__Description of the task__: Copy out every record below, word for word.

....

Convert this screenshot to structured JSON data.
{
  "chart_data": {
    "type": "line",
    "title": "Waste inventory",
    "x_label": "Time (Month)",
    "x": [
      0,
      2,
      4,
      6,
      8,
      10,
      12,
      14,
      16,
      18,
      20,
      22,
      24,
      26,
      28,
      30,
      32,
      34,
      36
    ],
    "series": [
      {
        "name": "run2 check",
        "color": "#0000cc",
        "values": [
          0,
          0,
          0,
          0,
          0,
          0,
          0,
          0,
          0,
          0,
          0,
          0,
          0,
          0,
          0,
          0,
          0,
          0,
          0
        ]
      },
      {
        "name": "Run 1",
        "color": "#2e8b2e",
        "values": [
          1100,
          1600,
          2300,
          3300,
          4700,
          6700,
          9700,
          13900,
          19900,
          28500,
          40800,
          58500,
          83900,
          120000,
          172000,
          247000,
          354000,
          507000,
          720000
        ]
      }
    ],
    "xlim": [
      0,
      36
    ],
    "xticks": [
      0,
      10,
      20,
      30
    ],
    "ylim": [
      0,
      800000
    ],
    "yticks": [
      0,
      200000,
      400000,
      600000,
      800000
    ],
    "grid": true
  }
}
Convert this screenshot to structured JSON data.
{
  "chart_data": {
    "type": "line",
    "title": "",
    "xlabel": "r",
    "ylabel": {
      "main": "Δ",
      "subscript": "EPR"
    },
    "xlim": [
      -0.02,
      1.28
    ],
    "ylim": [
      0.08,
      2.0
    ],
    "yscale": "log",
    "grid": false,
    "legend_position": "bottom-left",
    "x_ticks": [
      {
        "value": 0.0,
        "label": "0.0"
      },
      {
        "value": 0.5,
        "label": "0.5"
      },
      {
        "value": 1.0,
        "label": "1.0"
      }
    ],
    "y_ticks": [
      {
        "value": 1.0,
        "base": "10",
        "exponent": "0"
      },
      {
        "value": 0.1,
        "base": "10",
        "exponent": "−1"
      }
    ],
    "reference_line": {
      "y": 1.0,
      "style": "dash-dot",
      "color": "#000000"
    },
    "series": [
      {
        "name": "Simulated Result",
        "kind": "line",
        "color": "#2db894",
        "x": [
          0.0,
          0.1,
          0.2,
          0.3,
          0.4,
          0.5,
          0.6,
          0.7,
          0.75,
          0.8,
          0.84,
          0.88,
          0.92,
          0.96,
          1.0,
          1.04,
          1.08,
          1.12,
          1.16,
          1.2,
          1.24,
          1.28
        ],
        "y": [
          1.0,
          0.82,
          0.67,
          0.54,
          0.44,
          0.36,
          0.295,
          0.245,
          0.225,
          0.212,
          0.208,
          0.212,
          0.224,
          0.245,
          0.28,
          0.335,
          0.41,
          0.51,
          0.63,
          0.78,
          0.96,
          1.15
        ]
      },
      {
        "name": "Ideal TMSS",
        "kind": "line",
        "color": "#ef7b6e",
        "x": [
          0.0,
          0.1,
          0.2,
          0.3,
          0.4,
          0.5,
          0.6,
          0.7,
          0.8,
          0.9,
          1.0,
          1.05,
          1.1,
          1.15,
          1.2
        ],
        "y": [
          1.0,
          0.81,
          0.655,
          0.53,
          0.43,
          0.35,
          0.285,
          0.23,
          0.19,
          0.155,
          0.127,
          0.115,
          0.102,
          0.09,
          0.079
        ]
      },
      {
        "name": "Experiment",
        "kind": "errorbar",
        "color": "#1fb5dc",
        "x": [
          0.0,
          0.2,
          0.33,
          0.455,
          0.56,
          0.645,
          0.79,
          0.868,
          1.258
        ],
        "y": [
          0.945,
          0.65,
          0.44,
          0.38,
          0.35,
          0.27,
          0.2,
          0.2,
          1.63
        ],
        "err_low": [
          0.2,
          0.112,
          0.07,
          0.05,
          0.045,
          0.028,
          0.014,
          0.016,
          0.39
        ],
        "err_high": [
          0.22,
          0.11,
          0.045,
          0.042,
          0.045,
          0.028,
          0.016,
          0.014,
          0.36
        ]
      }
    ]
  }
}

....

__Result of the exercise__:
Convert this screenshot to structured JSON data.
{
  "chart_data": {
    "type": "line",
    "title": "Waste inventory",
    "x_label": "Time (Month)",
    "x": [
      0,
      2,
      4,
      6,
      8,
      10,
      12,
      14,
      16,
      18,
      20,
      22,
      24,
      26,
      28,
      30,
      32,
      34,
      36
    ],
    "series": [
      {
        "name": "run2 check",
        "color": "#0000cc",
        "values": [
          0,
          0,
          0,
          0,
          0,
          0,
          0,
          0,
          0,
          0,
          0,
          0,
          0,
          0,
          0,
          0,
          0,
          0,
          0
        ]
      },
      {
        "name": "Run 1",
        "color": "#2e8b2e",
        "values": [
          1100,
          1600,
          2300,
          3300,
          4700,
          6700,
          9700,
          13900,
          19900,
          28500,
          40800,
          58500,
          83900,
          120000,
          172000,
          247000,
          354000,
          507000,
          720000
        ]
      }
    ],
    "xlim": [
      0,
      36
    ],
    "xticks": [
      0,
      10,
      20,
      30
    ],
    "ylim": [
      0,
      800000
    ],
    "yticks": [
      0,
      200000,
      400000,
      600000,
      800000
    ],
    "grid": true
  }
}
Convert this screenshot to structured JSON data.
{
  "chart_data": {
    "type": "line",
    "title": "",
    "xlabel": "r",
    "ylabel": {
      "main": "Δ",
      "subscript": "EPR"
    },
    "xlim": [
      -0.02,
      1.28
    ],
    "ylim": [
      0.08,
      2.0
    ],
    "yscale": "log",
    "grid": false,
    "legend_position": "bottom-left",
    "x_ticks": [
      {
        "value": 0.0,
        "label": "0.0"
      },
      {
        "value": 0.5,
        "label": "0.5"
      },
      {
        "value": 1.0,
        "label": "1.0"
      }
    ],
    "y_ticks": [
      {
        "value": 1.0,
        "base": "10",
        "exponent": "0"
      },
      {
        "value": 0.1,
        "base": "10",
        "exponent": "−1"
      }
    ],
    "reference_line": {
      "y": 1.0,
      "style": "dash-dot",
      "color": "#000000"
    },
    "series": [
      {
        "name": "Simulated Result",
        "kind": "line",
        "color": "#2db894",
        "x": [
          0.0,
          0.1,
          0.2,
          0.3,
          0.4,
          0.5,
          0.6,
          0.7,
          0.75,
          0.8,
          0.84,
          0.88,
          0.92,
          0.96,
          1.0,
          1.04,
          1.08,
          1.12,
          1.16,
          1.2,
          1.24,
          1.28
        ],
        "y": [
          1.0,
          0.82,
          0.67,
          0.54,
          0.44,
          0.36,
          0.295,
          0.245,
          0.225,
          0.212,
          0.208,
          0.212,
          0.224,
          0.245,
          0.28,
          0.335,
          0.41,
          0.51,
          0.63,
          0.78,
          0.96,
          1.15
        ]
      },
      {
        "name": "Ideal TMSS",
        "kind": "line",
        "color": "#ef7b6e",
        "x": [
          0.0,
          0.1,
          0.2,
          0.3,
          0.4,
          0.5,
          0.6,
          0.7,
          0.8,
          0.9,
          1.0,
          1.05,
          1.1,
          1.15,
          1.2
        ],
        "y": [
          1.0,
          0.81,
          0.655,
          0.53,
          0.43,
          0.35,
          0.285,
          0.23,
          0.19,
          0.155,
          0.127,
          0.115,
          0.102,
          0.09,
          0.079
        ]
      },
      {
        "name": "Experiment",
        "kind": "errorbar",
        "color": "#1fb5dc",
        "x": [
          0.0,
          0.2,
          0.33,
          0.455,
          0.56,
          0.645,
          0.79,
          0.868,
          1.258
        ],
        "y": [
          0.945,
          0.65,
          0.44,
          0.38,
          0.35,
          0.27,
          0.2,
          0.2,
          1.63
        ],
        "err_low": [
          0.2,
          0.112,
          0.07,
          0.05,
          0.045,
          0.028,
          0.014,
          0.016,
          0.39
        ],
        "err_high": [
          0.22,
          0.11,
          0.045,
          0.042,
          0.045,
          0.028,
          0.016,
          0.014,
          0.36
        ]
      }
    ]
  }
}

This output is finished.